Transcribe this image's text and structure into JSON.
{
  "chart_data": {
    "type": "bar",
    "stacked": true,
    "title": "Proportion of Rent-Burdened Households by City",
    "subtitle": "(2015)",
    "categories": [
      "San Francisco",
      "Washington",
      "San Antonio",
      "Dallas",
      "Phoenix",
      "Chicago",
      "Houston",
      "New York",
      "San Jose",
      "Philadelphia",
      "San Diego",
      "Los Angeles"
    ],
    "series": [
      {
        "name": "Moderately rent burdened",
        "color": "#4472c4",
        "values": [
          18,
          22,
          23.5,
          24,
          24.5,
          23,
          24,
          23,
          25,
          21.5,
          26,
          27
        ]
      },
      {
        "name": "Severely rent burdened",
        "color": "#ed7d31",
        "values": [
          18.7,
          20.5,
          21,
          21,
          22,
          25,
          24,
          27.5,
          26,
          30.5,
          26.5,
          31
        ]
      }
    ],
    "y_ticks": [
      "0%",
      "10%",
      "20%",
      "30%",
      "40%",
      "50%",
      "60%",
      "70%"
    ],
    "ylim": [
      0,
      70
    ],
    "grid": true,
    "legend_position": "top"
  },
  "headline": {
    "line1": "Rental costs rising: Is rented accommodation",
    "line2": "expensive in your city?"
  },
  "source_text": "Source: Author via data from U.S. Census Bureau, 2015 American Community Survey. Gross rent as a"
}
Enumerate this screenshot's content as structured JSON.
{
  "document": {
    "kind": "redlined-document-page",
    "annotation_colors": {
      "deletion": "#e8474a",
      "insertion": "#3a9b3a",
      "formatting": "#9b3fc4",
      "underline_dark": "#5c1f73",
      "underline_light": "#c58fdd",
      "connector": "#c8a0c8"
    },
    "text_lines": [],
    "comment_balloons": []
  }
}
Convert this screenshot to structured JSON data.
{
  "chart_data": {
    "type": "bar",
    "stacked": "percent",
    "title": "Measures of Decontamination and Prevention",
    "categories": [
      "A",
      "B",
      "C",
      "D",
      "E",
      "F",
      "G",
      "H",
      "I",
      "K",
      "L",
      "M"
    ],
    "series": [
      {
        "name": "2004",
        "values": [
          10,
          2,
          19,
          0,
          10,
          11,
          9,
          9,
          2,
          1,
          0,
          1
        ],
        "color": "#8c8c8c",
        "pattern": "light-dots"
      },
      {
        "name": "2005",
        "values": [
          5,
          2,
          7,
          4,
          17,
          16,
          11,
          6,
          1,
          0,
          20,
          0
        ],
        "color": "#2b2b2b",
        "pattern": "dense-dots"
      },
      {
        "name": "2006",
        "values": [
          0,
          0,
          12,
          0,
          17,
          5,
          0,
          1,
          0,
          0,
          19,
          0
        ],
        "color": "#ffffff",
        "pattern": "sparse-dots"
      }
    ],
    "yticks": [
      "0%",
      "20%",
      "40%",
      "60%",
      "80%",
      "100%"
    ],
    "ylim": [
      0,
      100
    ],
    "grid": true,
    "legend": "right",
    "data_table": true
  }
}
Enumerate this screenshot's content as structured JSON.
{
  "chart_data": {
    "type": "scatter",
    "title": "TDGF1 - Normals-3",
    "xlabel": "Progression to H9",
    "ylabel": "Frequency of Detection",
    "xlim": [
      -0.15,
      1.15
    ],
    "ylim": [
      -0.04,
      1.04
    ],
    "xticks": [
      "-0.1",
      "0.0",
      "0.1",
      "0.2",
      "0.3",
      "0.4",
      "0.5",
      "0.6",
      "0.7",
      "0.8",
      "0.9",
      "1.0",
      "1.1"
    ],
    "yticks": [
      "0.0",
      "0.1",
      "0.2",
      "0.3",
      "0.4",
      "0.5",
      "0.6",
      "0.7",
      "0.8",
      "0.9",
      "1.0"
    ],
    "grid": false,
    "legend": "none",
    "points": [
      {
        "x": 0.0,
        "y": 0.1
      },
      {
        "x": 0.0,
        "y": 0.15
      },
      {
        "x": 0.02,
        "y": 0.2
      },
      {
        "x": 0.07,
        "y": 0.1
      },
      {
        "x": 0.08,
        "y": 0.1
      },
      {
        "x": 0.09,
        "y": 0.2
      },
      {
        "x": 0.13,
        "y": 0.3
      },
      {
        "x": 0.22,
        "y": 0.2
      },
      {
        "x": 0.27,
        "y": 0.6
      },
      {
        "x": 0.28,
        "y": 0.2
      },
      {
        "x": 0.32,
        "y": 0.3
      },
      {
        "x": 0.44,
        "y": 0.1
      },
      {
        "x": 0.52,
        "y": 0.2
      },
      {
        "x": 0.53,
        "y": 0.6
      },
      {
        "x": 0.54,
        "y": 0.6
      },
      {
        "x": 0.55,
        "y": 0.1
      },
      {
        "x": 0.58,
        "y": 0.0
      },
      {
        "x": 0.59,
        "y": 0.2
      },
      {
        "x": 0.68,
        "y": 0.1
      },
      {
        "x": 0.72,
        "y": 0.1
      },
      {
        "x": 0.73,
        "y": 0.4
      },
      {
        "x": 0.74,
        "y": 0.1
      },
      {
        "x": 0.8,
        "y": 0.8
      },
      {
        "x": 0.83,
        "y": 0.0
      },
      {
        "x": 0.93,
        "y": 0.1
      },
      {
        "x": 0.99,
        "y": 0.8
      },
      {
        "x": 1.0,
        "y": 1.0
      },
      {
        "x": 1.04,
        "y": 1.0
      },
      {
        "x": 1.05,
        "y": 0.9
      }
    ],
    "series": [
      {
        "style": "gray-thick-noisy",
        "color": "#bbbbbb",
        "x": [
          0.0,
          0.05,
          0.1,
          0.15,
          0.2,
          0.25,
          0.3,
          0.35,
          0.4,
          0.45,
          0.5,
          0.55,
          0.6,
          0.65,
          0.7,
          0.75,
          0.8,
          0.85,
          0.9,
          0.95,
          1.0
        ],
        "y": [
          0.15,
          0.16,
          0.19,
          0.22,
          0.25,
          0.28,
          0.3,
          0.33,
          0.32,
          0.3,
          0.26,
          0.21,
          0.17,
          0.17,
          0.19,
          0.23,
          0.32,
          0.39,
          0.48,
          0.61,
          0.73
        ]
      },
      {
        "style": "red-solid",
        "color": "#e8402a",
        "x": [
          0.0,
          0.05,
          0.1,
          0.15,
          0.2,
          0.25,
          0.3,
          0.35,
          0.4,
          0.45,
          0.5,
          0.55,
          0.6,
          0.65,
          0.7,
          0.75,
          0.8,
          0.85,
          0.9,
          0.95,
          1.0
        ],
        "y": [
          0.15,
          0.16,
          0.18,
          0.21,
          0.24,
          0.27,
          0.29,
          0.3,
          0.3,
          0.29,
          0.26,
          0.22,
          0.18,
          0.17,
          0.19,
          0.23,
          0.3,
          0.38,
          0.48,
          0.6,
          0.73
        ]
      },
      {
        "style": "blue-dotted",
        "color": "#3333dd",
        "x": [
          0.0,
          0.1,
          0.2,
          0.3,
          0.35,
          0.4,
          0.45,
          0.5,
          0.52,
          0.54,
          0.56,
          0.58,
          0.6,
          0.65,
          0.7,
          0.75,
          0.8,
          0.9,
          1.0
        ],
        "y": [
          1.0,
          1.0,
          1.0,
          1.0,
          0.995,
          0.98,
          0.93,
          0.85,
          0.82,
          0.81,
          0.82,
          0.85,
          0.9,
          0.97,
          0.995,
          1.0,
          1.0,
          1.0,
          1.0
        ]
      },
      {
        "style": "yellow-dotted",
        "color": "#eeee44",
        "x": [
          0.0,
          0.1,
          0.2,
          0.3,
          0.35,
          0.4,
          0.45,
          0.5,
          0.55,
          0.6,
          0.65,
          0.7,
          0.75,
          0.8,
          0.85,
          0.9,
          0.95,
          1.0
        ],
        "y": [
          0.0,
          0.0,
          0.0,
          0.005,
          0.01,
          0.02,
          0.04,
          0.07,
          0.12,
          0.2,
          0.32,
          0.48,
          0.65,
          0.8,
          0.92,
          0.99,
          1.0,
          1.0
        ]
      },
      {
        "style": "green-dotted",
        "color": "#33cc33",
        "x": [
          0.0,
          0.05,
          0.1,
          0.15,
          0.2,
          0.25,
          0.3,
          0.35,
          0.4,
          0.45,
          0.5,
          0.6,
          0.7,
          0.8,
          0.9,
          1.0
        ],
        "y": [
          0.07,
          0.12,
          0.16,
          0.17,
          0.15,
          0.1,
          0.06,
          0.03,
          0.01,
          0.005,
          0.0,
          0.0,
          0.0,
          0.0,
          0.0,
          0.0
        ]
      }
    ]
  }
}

_Task objective_
Using the listing above, show each line holding the string "style".

_Answer to the task_
        "style": "gray-thick-noisy",
        "style": "red-solid",
        "style": "blue-dotted",
        "style": "yellow-dotted",
        "style": "green-dotted",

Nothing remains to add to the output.